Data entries
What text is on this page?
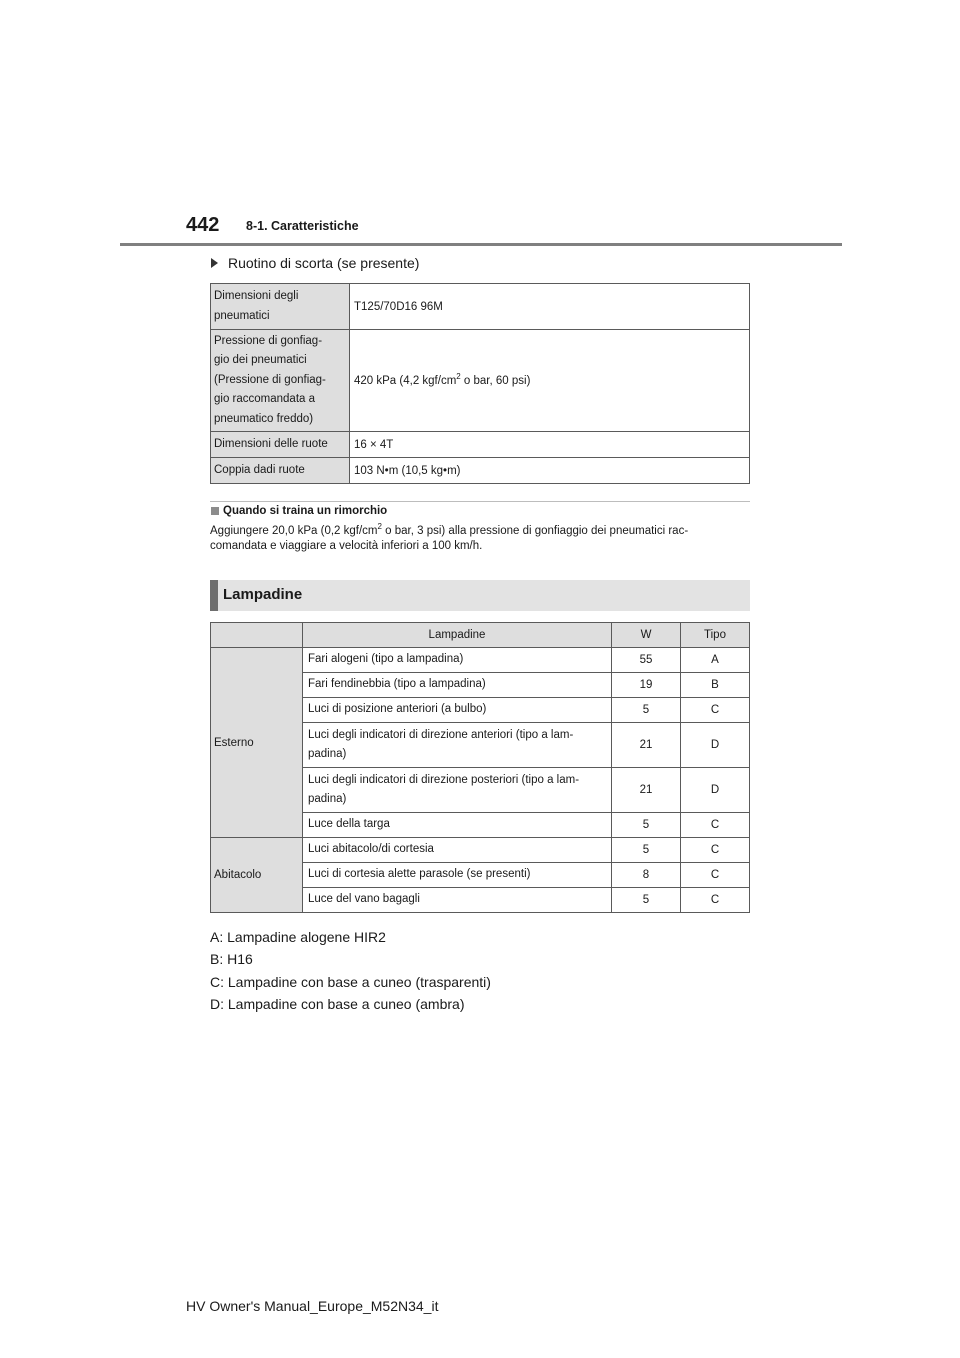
442 8-1. Caratteristiche
Ruotino di scorta (se presente)
Dimensioni degli
pneumatici	T125/70D16 96M

Pressione di gonfiag-
gio dei pneumatici
(Pressione di gonfiag-
gio raccomandata a
pneumatico freddo)	420 kPa (4,2 kgf/$cm^2$ o bar, 60 psi)
Dimensioni delle ruote	16 × 4T
Coppia dadi ruote	103 N•m (10,5 kg•m)
Quando si traina un rimorchio
Aggiungere 20,0 kPa (0,2 kgf/$cm^2$ o bar, 3 psi) alla pressione di gonfiaggio dei pneumatici rac-
comandata e viaggiare a velocità inferiori a 100 km/h.
Lampadine
	Lampadine	W	Tipo
Esterno	Fari alogeni (tipo a lampadina)	55	A
	Fari fendinebbia (tipo a lampadina)	19	B
	Luci di posizione anteriori (a bulbo)	5	C

	Luci degli indicatori di direzione anteriori (tipo a lam-
padina)	21	D

	Luci degli indicatori di direzione posteriori (tipo a lam-
padina)	21	D
	Luce della targa	5	C
Abitacolo	Luci abitacolo/di cortesia	5	C
	Luci di cortesia alette parasole (se presenti)	8	C
	Luce del vano bagagli	5	C
A: Lampadine alogene HIR2
B: H16
C: Lampadine con base a cuneo (trasparenti)
D: Lampadine con base a cuneo (ambra)
HV Owner's Manual_Europe_M52N34_it
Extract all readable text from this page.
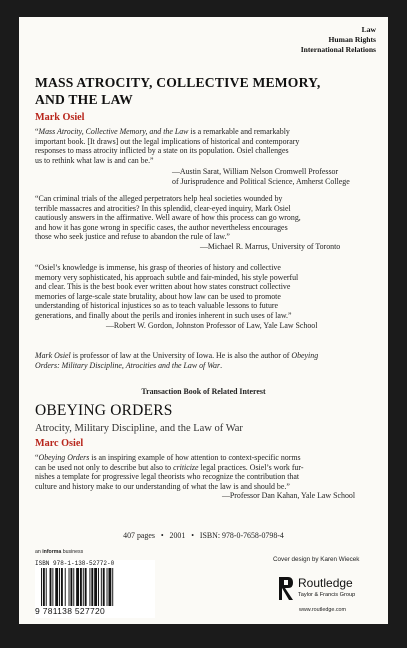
Law
Human Rights
International Relations
MASS ATROCITY, COLLECTIVE MEMORY,
AND THE LAW
Mark Osiel
“Mass Atrocity, Collective Memory, and the Law is a remarkable and remarkably
important book. [It draws] out the legal implications of historical and contemporary
responses to mass atrocity inflicted by a state on its population. Osiel challenges
us to rethink what law is and can be.”
—Austin Sarat, William Nelson Cromwell Professor
of Jurisprudence and Political Science, Amherst College
“Can criminal trials of the alleged perpetrators help heal societies wounded by
terrible massacres and atrocities? In this splendid, clear-eyed inquiry, Mark Osiel
cautiously answers in the affirmative. Well aware of how this process can go wrong,
and how it has gone wrong in specific cases, the author nevertheless encourages
those who seek justice and refuse to abandon the rule of law.”
—Michael R. Marrus, University of Toronto
“Osiel’s knowledge is immense, his grasp of theories of history and collective
memory very sophisticated, his approach subtle and fair-minded, his style powerful
and clear. This is the best book ever written about how states construct collective
memories of large-scale state brutality, about how law can be used to promote
understanding of historical injustices so as to teach valuable lessons to future
generations, and finally about the perils and ironies inherent in such uses of law.”
—Robert W. Gordon, Johnston Professor of Law, Yale Law School
Mark Osiel is professor of law at the University of Iowa. He is also the author of Obeying
Orders: Military Discipline, Atrocities and the Law of War.
Transaction Book of Related Interest
OBEYING ORDERS
Atrocity, Military Discipline, and the Law of War
Marc Osiel
“Obeying Orders is an inspiring example of how attention to context-specific norms
can be used not only to describe but also to criticize legal practices. Osiel’s work fur-
nishes a template for progressive legal theorists who recognize the contribution that
culture and history make to our understanding of what the law is and should be.”
—Professor Dan Kahan, Yale Law School
407 pages   •   2001   •   ISBN: 978-0-7658-0798-4
an informa business
ISBN 978-1-138-52772-0
9 781138 527720
Cover design by Karen Wiecek
Routledge
Taylor & Francis Group
www.routledge.com
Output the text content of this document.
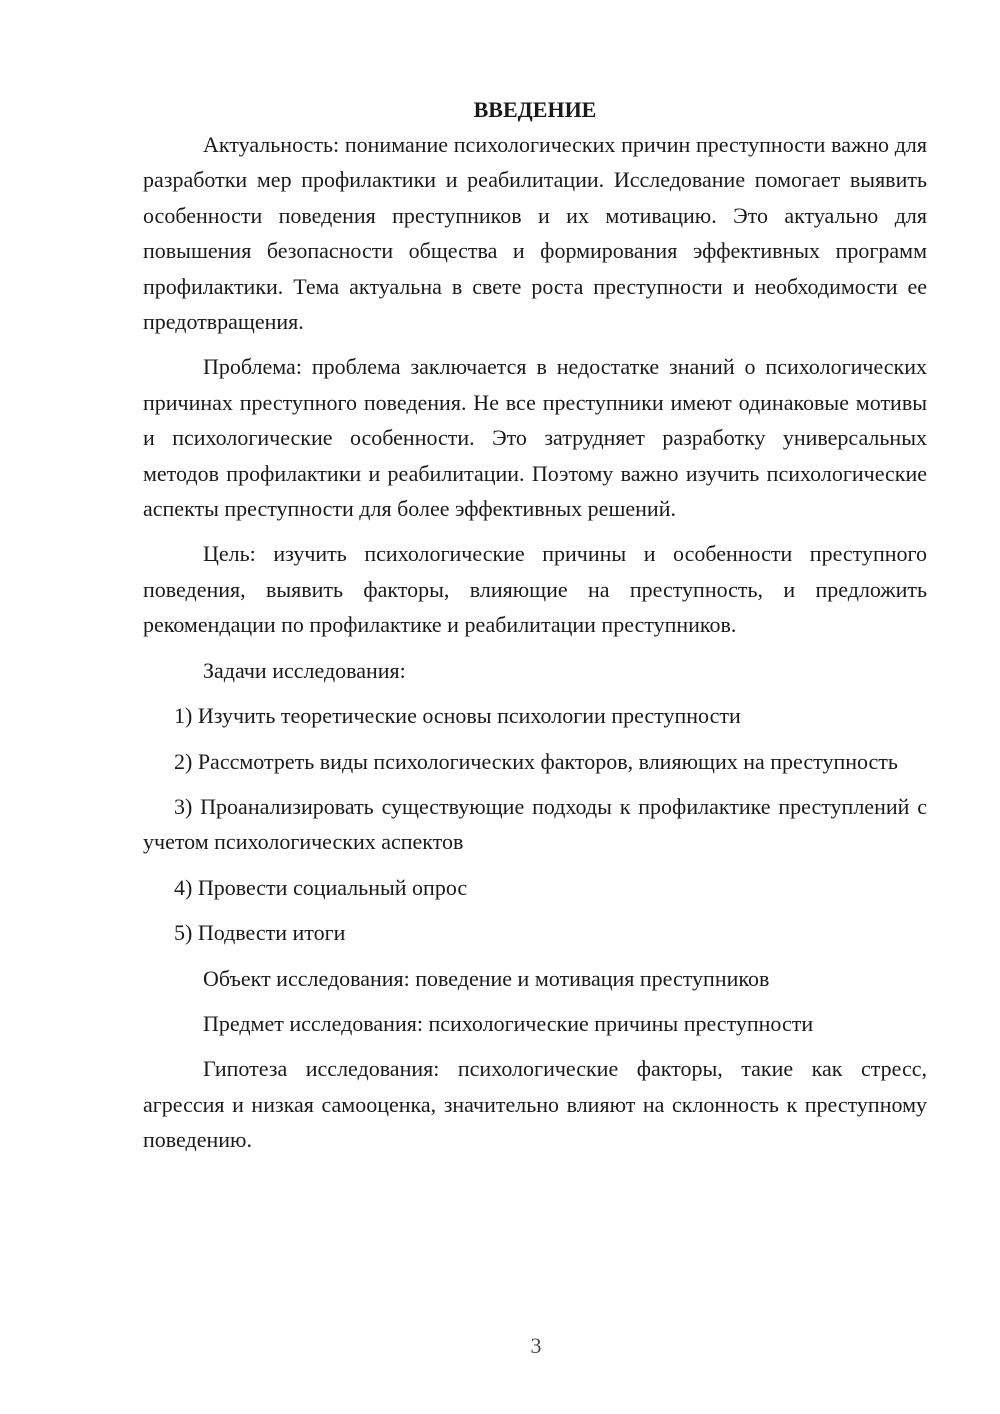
ВВЕДЕНИЕ

Актуальность: понимание психологических причин преступности важно для разработки мер профилактики и реабилитации. Исследование помогает выявить особенности поведения преступников и их мотивацию. Это актуально для повышения безопасности общества и формирования эффективных программ профилактики. Тема актуальна в свете роста преступности и необходимости ее предотвращения.

Проблема: проблема заключается в недостатке знаний о психологических причинах преступного поведения. Не все преступники имеют одинаковые мотивы и психологические особенности. Это затрудняет разработку универсальных методов профилактики и реабилитации. Поэтому важно изучить психологические аспекты преступности для более эффективных решений.

Цель: изучить психологические причины и особенности преступного поведения, выявить факторы, влияющие на преступность, и предложить рекомендации по профилактике и реабилитации преступников.

Задачи исследования:

1) Изучить теоретические основы психологии преступности

2) Рассмотреть виды психологических факторов, влияющих на преступность

3) Проанализировать существующие подходы к профилактике преступлений с учетом психологических аспектов

4) Провести социальный опрос

5) Подвести итоги

Объект исследования: поведение и мотивация преступников

Предмет исследования: психологические причины преступности

Гипотеза исследования: психологические факторы, такие как стресс, агрессия и низкая самооценка, значительно влияют на склонность к преступному поведению.

3
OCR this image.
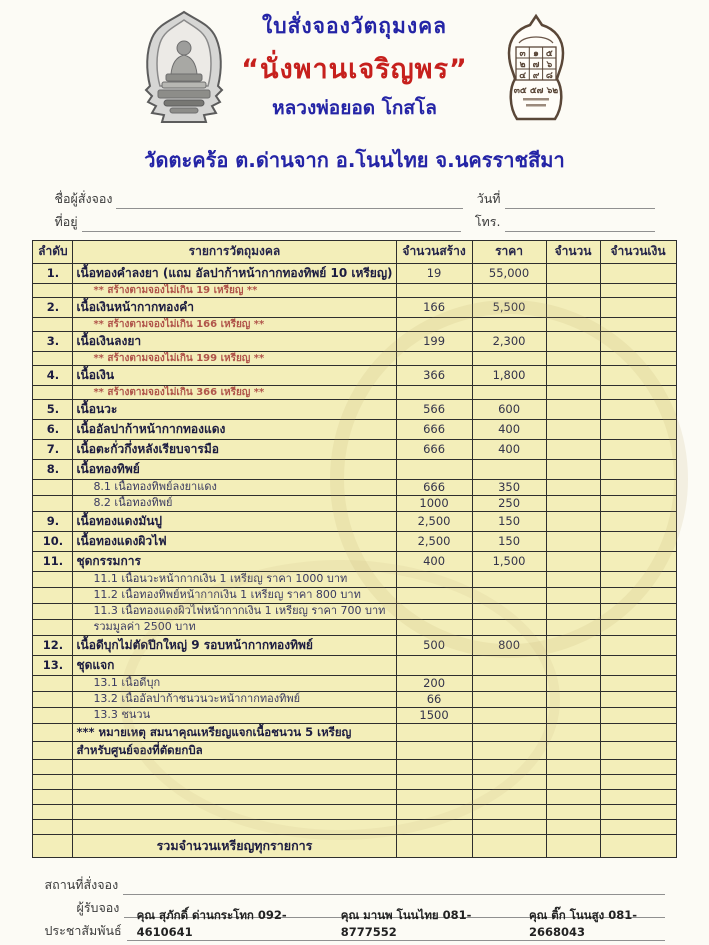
๓ ๑ ๕
๒ ๗ ๖
๔ ๙ ๘
๓๕ ๕๗ ๖๒
ใบสั่งจองวัตถุมงคล
“นั่งพานเจริญพร”
หลวงพ่อยอด โกสโล
วัดตะคร้อ ต.ด่านจาก อ.โนนไทย จ.นครราชสีมา
ชื่อผู้สั่งจอง	วันที่
ที่อยู่	โทร.
ลำดับ	รายการวัตถุมงคล	จำนวนสร้าง	ราคา	จำนวน	จำนวนเงิน
1.	เนื้อทองคำลงยา (แถม อัลปาก้าหน้ากากทองทิพย์ 10 เหรียญ)	19	55,000		
	** สร้างตามจองไม่เกิน 19 เหรียญ **				
2.	เนื้อเงินหน้ากากทองคำ	166	5,500		
	** สร้างตามจองไม่เกิน 166 เหรียญ **				
3.	เนื้อเงินลงยา	199	2,300		
	** สร้างตามจองไม่เกิน 199 เหรียญ **				
4.	เนื้อเงิน	366	1,800		
	** สร้างตามจองไม่เกิน 366 เหรียญ **				
5.	เนื้อนวะ	566	600		
6.	เนื้ออัลปาก้าหน้ากากทองแดง	666	400		
7.	เนื้อตะกั่วกึ่งหลังเรียบจารมือ	666	400		
8.	เนื้อทองทิพย์				
	8.1 เนื้อทองทิพย์ลงยาแดง	666	350		
	8.2 เนื้อทองทิพย์	1000	250		
9.	เนื้อทองแดงมันปู	2,500	150		
10.	เนื้อทองแดงผิวไฟ	2,500	150		
11.	ชุดกรรมการ	400	1,500		
	11.1 เนื้อนวะหน้ากากเงิน 1 เหรียญ ราคา 1000 บาท				
	11.2 เนื้อทองทิพย์หน้ากากเงิน 1 เหรียญ ราคา 800 บาท				
	11.3 เนื้อทองแดงผิวไฟหน้ากากเงิน 1 เหรียญ ราคา 700 บาท				
	รวมมูลค่า 2500 บาท				
12.	เนื้อดีบุกไม่ตัดปีกใหญ่ 9 รอบหน้ากากทองทิพย์	500	800		
13.	ชุดแจก				
	13.1 เนื้อดีบุก	200			
	13.2 เนื้ออัลปาก้าชนวนวะหน้ากากทองทิพย์	66			
	13.3 ชนวน	1500			
	*** หมายเหตุ สมนาคุณเหรียญแจกเนื้อชนวน 5 เหรียญ				
	สำหรับศูนย์จองที่ตัดยกบิล				

	รวมจำนวนเหรียญทุกรายการ				
สถานที่สั่งจอง
ผู้รับจอง
ประชาสัมพันธ์
คุณ สุภักดิ์ ด่านกระโทก 092-4610641
คุณ มานพ โนนไทย 081-8777552
คุณ ติ๊ก โนนสูง 081-2668043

**What needs to be done**
Would you mind returning each entry above word for word, skipping the images?

**Finished task**
What text is on this page?
442 8-1. Caratteristiche
Ruotino di scorta (se presente)
Dimensioni degli
pneumatici	T125/70D16 96M

Pressione di gonfiag-
gio dei pneumatici
(Pressione di gonfiag-
gio raccomandata a
pneumatico freddo)	420 kPa (4,2 kgf/$cm^2$ o bar, 60 psi)
Dimensioni delle ruote	16 × 4T
Coppia dadi ruote	103 N•m (10,5 kg•m)
Quando si traina un rimorchio
Aggiungere 20,0 kPa (0,2 kgf/$cm^2$ o bar, 3 psi) alla pressione di gonfiaggio dei pneumatici rac-
comandata e viaggiare a velocità inferiori a 100 km/h.
Lampadine
	Lampadine	W	Tipo
Esterno	Fari alogeni (tipo a lampadina)	55	A
	Fari fendinebbia (tipo a lampadina)	19	B
	Luci di posizione anteriori (a bulbo)	5	C

	Luci degli indicatori di direzione anteriori (tipo a lam-
padina)	21	D

	Luci degli indicatori di direzione posteriori (tipo a lam-
padina)	21	D
	Luce della targa	5	C
Abitacolo	Luci abitacolo/di cortesia	5	C
	Luci di cortesia alette parasole (se presenti)	8	C
	Luce del vano bagagli	5	C
A: Lampadine alogene HIR2
B: H16
C: Lampadine con base a cuneo (trasparenti)
D: Lampadine con base a cuneo (ambra)
HV Owner's Manual_Europe_M52N34_it
Extract all readable text from this page.
Law
Human Rights
International Relations
MASS ATROCITY, COLLECTIVE MEMORY,
AND THE LAW
Mark Osiel
“Mass Atrocity, Collective Memory, and the Law is a remarkable and remarkably
important book. [It draws] out the legal implications of historical and contemporary
responses to mass atrocity inflicted by a state on its population. Osiel challenges
us to rethink what law is and can be.”
—Austin Sarat, William Nelson Cromwell Professor
of Jurisprudence and Political Science, Amherst College
“Can criminal trials of the alleged perpetrators help heal societies wounded by
terrible massacres and atrocities? In this splendid, clear-eyed inquiry, Mark Osiel
cautiously answers in the affirmative. Well aware of how this process can go wrong,
and how it has gone wrong in specific cases, the author nevertheless encourages
those who seek justice and refuse to abandon the rule of law.”
—Michael R. Marrus, University of Toronto
“Osiel’s knowledge is immense, his grasp of theories of history and collective
memory very sophisticated, his approach subtle and fair-minded, his style powerful
and clear. This is the best book ever written about how states construct collective
memories of large-scale state brutality, about how law can be used to promote
understanding of historical injustices so as to teach valuable lessons to future
generations, and finally about the perils and ironies inherent in such uses of law.”
—Robert W. Gordon, Johnston Professor of Law, Yale Law School
Mark Osiel is professor of law at the University of Iowa. He is also the author of Obeying
Orders: Military Discipline, Atrocities and the Law of War.
Transaction Book of Related Interest
OBEYING ORDERS
Atrocity, Military Discipline, and the Law of War
Marc Osiel
“Obeying Orders is an inspiring example of how attention to context-specific norms
can be used not only to describe but also to criticize legal practices. Osiel’s work fur-
nishes a template for progressive legal theorists who recognize the contribution that
culture and history make to our understanding of what the law is and should be.”
—Professor Dan Kahan, Yale Law School
407 pages   •   2001   •   ISBN: 978-0-7658-0798-4
an informa business
ISBN 978-1-138-52772-0
9 781138 527720
Cover design by Karen Wiecek
Routledge
Taylor & Francis Group
www.routledge.com
Output the text content of this document.
ВВЕДЕНИЕ

Актуальность: понимание психологических причин преступности важно для разработки мер профилактики и реабилитации. Исследование помогает выявить особенности поведения преступников и их мотивацию. Это актуально для повышения безопасности общества и формирования эффективных программ профилактики. Тема актуальна в свете роста преступности и необходимости ее предотвращения.

Проблема: проблема заключается в недостатке знаний о психологических причинах преступного поведения. Не все преступники имеют одинаковые мотивы и психологические особенности. Это затрудняет разработку универсальных методов профилактики и реабилитации. Поэтому важно изучить психологические аспекты преступности для более эффективных решений.

Цель: изучить психологические причины и особенности преступного поведения, выявить факторы, влияющие на преступность, и предложить рекомендации по профилактике и реабилитации преступников.

Задачи исследования:

1) Изучить теоретические основы психологии преступности

2) Рассмотреть виды психологических факторов, влияющих на преступность

3) Проанализировать существующие подходы к профилактике преступлений с учетом психологических аспектов

4) Провести социальный опрос

5) Подвести итоги

Объект исследования: поведение и мотивация преступников

Предмет исследования: психологические причины преступности

Гипотеза исследования: психологические факторы, такие как стресс, агрессия и низкая самооценка, значительно влияют на склонность к преступному поведению.

3
OCR this image.
๓ ๑ ๕
๒ ๗ ๖
๔ ๙ ๘
๓๕ ๕๗ ๖๒
ใบสั่งจองวัตถุมงคล
“นั่งพานเจริญพร”
หลวงพ่อยอด โกสโล
วัดตะคร้อ ต.ด่านจาก อ.โนนไทย จ.นครราชสีมา
ชื่อผู้สั่งจอง	วันที่
ที่อยู่	โทร.
ลำดับ	รายการวัตถุมงคล	จำนวนสร้าง	ราคา	จำนวน	จำนวนเงิน
1.	เนื้อทองคำลงยา (แถม อัลปาก้าหน้ากากทองทิพย์ 10 เหรียญ)	19	55,000		
	** สร้างตามจองไม่เกิน 19 เหรียญ **				
2.	เนื้อเงินหน้ากากทองคำ	166	5,500		
	** สร้างตามจองไม่เกิน 166 เหรียญ **				
3.	เนื้อเงินลงยา	199	2,300		
	** สร้างตามจองไม่เกิน 199 เหรียญ **				
4.	เนื้อเงิน	366	1,800		
	** สร้างตามจองไม่เกิน 366 เหรียญ **				
5.	เนื้อนวะ	566	600		
6.	เนื้ออัลปาก้าหน้ากากทองแดง	666	400		
7.	เนื้อตะกั่วกึ่งหลังเรียบจารมือ	666	400		
8.	เนื้อทองทิพย์				
	8.1 เนื้อทองทิพย์ลงยาแดง	666	350		
	8.2 เนื้อทองทิพย์	1000	250		
9.	เนื้อทองแดงมันปู	2,500	150		
10.	เนื้อทองแดงผิวไฟ	2,500	150		
11.	ชุดกรรมการ	400	1,500		
	11.1 เนื้อนวะหน้ากากเงิน 1 เหรียญ ราคา 1000 บาท				
	11.2 เนื้อทองทิพย์หน้ากากเงิน 1 เหรียญ ราคา 800 บาท				
	11.3 เนื้อทองแดงผิวไฟหน้ากากเงิน 1 เหรียญ ราคา 700 บาท				
	รวมมูลค่า 2500 บาท				
12.	เนื้อดีบุกไม่ตัดปีกใหญ่ 9 รอบหน้ากากทองทิพย์	500	800		
13.	ชุดแจก				
	13.1 เนื้อดีบุก	200			
	13.2 เนื้ออัลปาก้าชนวนวะหน้ากากทองทิพย์	66			
	13.3 ชนวน	1500			
	*** หมายเหตุ สมนาคุณเหรียญแจกเนื้อชนวน 5 เหรียญ				
	สำหรับศูนย์จองที่ตัดยกบิล				

	รวมจำนวนเหรียญทุกรายการ				
สถานที่สั่งจอง
ผู้รับจอง
ประชาสัมพันธ์
คุณ สุภักดิ์ ด่านกระโทก 092-4610641
คุณ มานพ โนนไทย 081-8777552
คุณ ติ๊ก โนนสูง 081-2668043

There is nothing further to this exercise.